• _Records supplied_
----------

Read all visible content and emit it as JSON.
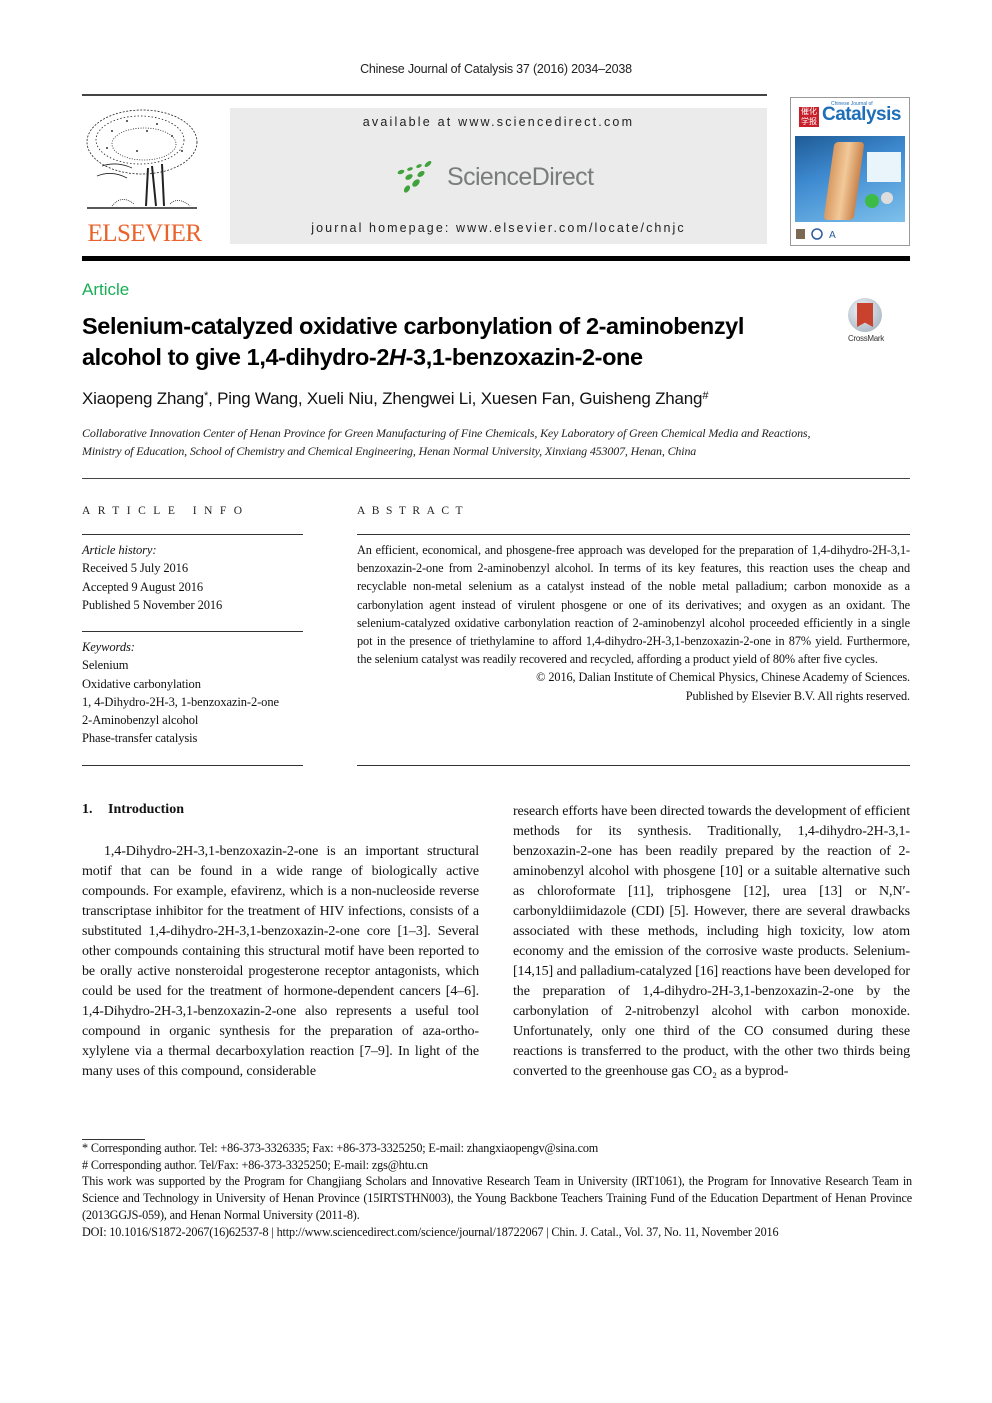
{
  "header": {
    "journal_citation": "Chinese Journal of Catalysis 37 (2016) 2034–2038",
    "publisher_logo_text": "ELSEVIER",
    "available_at": "available at www.sciencedirect.com",
    "sciencedirect_logo_text": "ScienceDirect",
    "journal_homepage": "journal homepage: www.elsevier.com/locate/chnjc",
    "cover": {
      "title": "Catalysis",
      "subtitle": "Chinese Journal of",
      "chinese_mark": "催化学报"
    },
    "colors": {
      "elsevier_orange": "#e8622a",
      "sciencedirect_green": "#3fa23a",
      "article_green": "#1aae56",
      "banner_gray": "#ebebeb"
    }
  },
  "article": {
    "type_label": "Article",
    "title_line1": "Selenium-catalyzed oxidative carbonylation of 2-aminobenzyl",
    "title_line2_pre": "alcohol to give 1,4-dihydro-2",
    "title_line2_italic": "H",
    "title_line2_post": "-3,1-benzoxazin-2-one",
    "crossmark_label": "CrossMark",
    "authors": {
      "a1": "Xiaopeng Zhang",
      "a1_mark": "*",
      "rest": ", Ping Wang, Xueli Niu, Zhengwei Li, Xuesen Fan, Guisheng Zhang",
      "last_mark": "#"
    },
    "affiliation_line1": "Collaborative Innovation Center of Henan Province for Green Manufacturing of Fine Chemicals, Key Laboratory of Green Chemical Media and Reactions,",
    "affiliation_line2": "Ministry of Education, School of Chemistry and Chemical Engineering, Henan Normal University, Xinxiang 453007, Henan, China"
  },
  "article_info": {
    "heading": "ARTICLE INFO",
    "history_label": "Article history:",
    "history": [
      "Received 5 July 2016",
      "Accepted 9 August 2016",
      "Published 5 November 2016"
    ],
    "keywords_label": "Keywords:",
    "keywords": [
      "Selenium",
      "Oxidative carbonylation",
      "1, 4-Dihydro-2H-3, 1-benzoxazin-2-one",
      "2-Aminobenzyl alcohol",
      "Phase-transfer catalysis"
    ]
  },
  "abstract": {
    "heading": "ABSTRACT",
    "text": "An efficient, economical, and phosgene-free approach was developed for the preparation of 1,4-dihydro-2H-3,1-benzoxazin-2-one from 2-aminobenzyl alcohol. In terms of its key features, this reaction uses the cheap and recyclable non-metal selenium as a catalyst instead of the noble metal palladium; carbon monoxide as a carbonylation agent instead of virulent phosgene or one of its derivatives; and oxygen as an oxidant. The selenium-catalyzed oxidative carbonylation reaction of 2-aminobenzyl alcohol proceeded efficiently in a single pot in the presence of triethylamine to afford 1,4-dihydro-2H-3,1-benzoxazin-2-one in 87% yield. Furthermore, the selenium catalyst was readily recovered and recycled, affording a product yield of 80% after five cycles.",
    "copyright_line1": "© 2016, Dalian Institute of Chemical Physics, Chinese Academy of Sciences.",
    "copyright_line2": "Published by Elsevier B.V. All rights reserved."
  },
  "introduction": {
    "number": "1.",
    "heading": "Introduction",
    "column1": "1,4-Dihydro-2H-3,1-benzoxazin-2-one is an important structural motif that can be found in a wide range of biologically active compounds. For example, efavirenz, which is a non-nucleoside reverse transcriptase inhibitor for the treatment of HIV infections, consists of a substituted 1,4-dihydro-2H-3,1-benzoxazin-2-one core [1–3]. Several other compounds containing this structural motif have been reported to be orally active nonsteroidal progesterone receptor antagonists, which could be used for the treatment of hormone-dependent cancers [4–6]. 1,4-Dihydro-2H-3,1-benzoxazin-2-one also represents a useful tool compound in organic synthesis for the preparation of aza-ortho-xylylene via a thermal decarboxylation reaction [7–9]. In light of the many uses of this compound, considerable",
    "column2": "research efforts have been directed towards the development of efficient methods for its synthesis. Traditionally, 1,4-dihydro-2H-3,1-benzoxazin-2-one has been readily prepared by the reaction of 2-aminobenzyl alcohol with phosgene [10] or a suitable alternative such as chloroformate [11], triphosgene [12], urea [13] or N,N′-carbonyldiimidazole (CDI) [5]. However, there are several drawbacks associated with these methods, including high toxicity, low atom economy and the emission of the corrosive waste products. Selenium- [14,15] and palladium-catalyzed [16] reactions have been developed for the preparation of 1,4-dihydro-2H-3,1-benzoxazin-2-one by the carbonylation of 2-nitrobenzyl alcohol with carbon monoxide. Unfortunately, only one third of the CO consumed during these reactions is transferred to the product, with the other two thirds being converted to the greenhouse gas CO₂ as a byprod-"
  },
  "footnotes": {
    "corresponding1": "* Corresponding author. Tel: +86-373-3326335; Fax: +86-373-3325250; E-mail: zhangxiaopengv@sina.com",
    "corresponding2": "# Corresponding author. Tel/Fax: +86-373-3325250; E-mail: zgs@htu.cn",
    "funding": "This work was supported by the Program for Changjiang Scholars and Innovative Research Team in University (IRT1061), the Program for Innovative Research Team in Science and Technology in University of Henan Province (15IRTSTHN003), the Young Backbone Teachers Training Fund of the Education Department of Henan Province (2013GGJS-059), and Henan Normal University (2011-8).",
    "doi_line": "DOI: 10.1016/S1872-2067(16)62537-8 | http://www.sciencedirect.com/science/journal/18722067 | Chin. J. Catal., Vol. 37, No. 11, November 2016"
  }
}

----------

• _Task objective_
In this exercise, set down all of the data exactly, without the pictures.

• _Exercise answer_
Read all visible content and emit it as JSON.
{
  "header": {
    "journal_citation": "Chinese Journal of Catalysis 37 (2016) 2034–2038",
    "publisher_logo_text": "ELSEVIER",
    "available_at": "available at www.sciencedirect.com",
    "sciencedirect_logo_text": "ScienceDirect",
    "journal_homepage": "journal homepage: www.elsevier.com/locate/chnjc",
    "cover": {
      "title": "Catalysis",
      "subtitle": "Chinese Journal of",
      "chinese_mark": "催化学报"
    },
    "colors": {
      "elsevier_orange": "#e8622a",
      "sciencedirect_green": "#3fa23a",
      "article_green": "#1aae56",
      "banner_gray": "#ebebeb"
    }
  },
  "article": {
    "type_label": "Article",
    "title_line1": "Selenium-catalyzed oxidative carbonylation of 2-aminobenzyl",
    "title_line2_pre": "alcohol to give 1,4-dihydro-2",
    "title_line2_italic": "H",
    "title_line2_post": "-3,1-benzoxazin-2-one",
    "crossmark_label": "CrossMark",
    "authors": {
      "a1": "Xiaopeng Zhang",
      "a1_mark": "*",
      "rest": ", Ping Wang, Xueli Niu, Zhengwei Li, Xuesen Fan, Guisheng Zhang",
      "last_mark": "#"
    },
    "affiliation_line1": "Collaborative Innovation Center of Henan Province for Green Manufacturing of Fine Chemicals, Key Laboratory of Green Chemical Media and Reactions,",
    "affiliation_line2": "Ministry of Education, School of Chemistry and Chemical Engineering, Henan Normal University, Xinxiang 453007, Henan, China"
  },
  "article_info": {
    "heading": "ARTICLE INFO",
    "history_label": "Article history:",
    "history": [
      "Received 5 July 2016",
      "Accepted 9 August 2016",
      "Published 5 November 2016"
    ],
    "keywords_label": "Keywords:",
    "keywords": [
      "Selenium",
      "Oxidative carbonylation",
      "1, 4-Dihydro-2H-3, 1-benzoxazin-2-one",
      "2-Aminobenzyl alcohol",
      "Phase-transfer catalysis"
    ]
  },
  "abstract": {
    "heading": "ABSTRACT",
    "text": "An efficient, economical, and phosgene-free approach was developed for the preparation of 1,4-dihydro-2H-3,1-benzoxazin-2-one from 2-aminobenzyl alcohol. In terms of its key features, this reaction uses the cheap and recyclable non-metal selenium as a catalyst instead of the noble metal palladium; carbon monoxide as a carbonylation agent instead of virulent phosgene or one of its derivatives; and oxygen as an oxidant. The selenium-catalyzed oxidative carbonylation reaction of 2-aminobenzyl alcohol proceeded efficiently in a single pot in the presence of triethylamine to afford 1,4-dihydro-2H-3,1-benzoxazin-2-one in 87% yield. Furthermore, the selenium catalyst was readily recovered and recycled, affording a product yield of 80% after five cycles.",
    "copyright_line1": "© 2016, Dalian Institute of Chemical Physics, Chinese Academy of Sciences.",
    "copyright_line2": "Published by Elsevier B.V. All rights reserved."
  },
  "introduction": {
    "number": "1.",
    "heading": "Introduction",
    "column1": "1,4-Dihydro-2H-3,1-benzoxazin-2-one is an important structural motif that can be found in a wide range of biologically active compounds. For example, efavirenz, which is a non-nucleoside reverse transcriptase inhibitor for the treatment of HIV infections, consists of a substituted 1,4-dihydro-2H-3,1-benzoxazin-2-one core [1–3]. Several other compounds containing this structural motif have been reported to be orally active nonsteroidal progesterone receptor antagonists, which could be used for the treatment of hormone-dependent cancers [4–6]. 1,4-Dihydro-2H-3,1-benzoxazin-2-one also represents a useful tool compound in organic synthesis for the preparation of aza-ortho-xylylene via a thermal decarboxylation reaction [7–9]. In light of the many uses of this compound, considerable",
    "column2": "research efforts have been directed towards the development of efficient methods for its synthesis. Traditionally, 1,4-dihydro-2H-3,1-benzoxazin-2-one has been readily prepared by the reaction of 2-aminobenzyl alcohol with phosgene [10] or a suitable alternative such as chloroformate [11], triphosgene [12], urea [13] or N,N′-carbonyldiimidazole (CDI) [5]. However, there are several drawbacks associated with these methods, including high toxicity, low atom economy and the emission of the corrosive waste products. Selenium- [14,15] and palladium-catalyzed [16] reactions have been developed for the preparation of 1,4-dihydro-2H-3,1-benzoxazin-2-one by the carbonylation of 2-nitrobenzyl alcohol with carbon monoxide. Unfortunately, only one third of the CO consumed during these reactions is transferred to the product, with the other two thirds being converted to the greenhouse gas CO₂ as a byprod-"
  },
  "footnotes": {
    "corresponding1": "* Corresponding author. Tel: +86-373-3326335; Fax: +86-373-3325250; E-mail: zhangxiaopengv@sina.com",
    "corresponding2": "# Corresponding author. Tel/Fax: +86-373-3325250; E-mail: zgs@htu.cn",
    "funding": "This work was supported by the Program for Changjiang Scholars and Innovative Research Team in University (IRT1061), the Program for Innovative Research Team in Science and Technology in University of Henan Province (15IRTSTHN003), the Young Backbone Teachers Training Fund of the Education Department of Henan Province (2013GGJS-059), and Henan Normal University (2011-8).",
    "doi_line": "DOI: 10.1016/S1872-2067(16)62537-8 | http://www.sciencedirect.com/science/journal/18722067 | Chin. J. Catal., Vol. 37, No. 11, November 2016"
  }
}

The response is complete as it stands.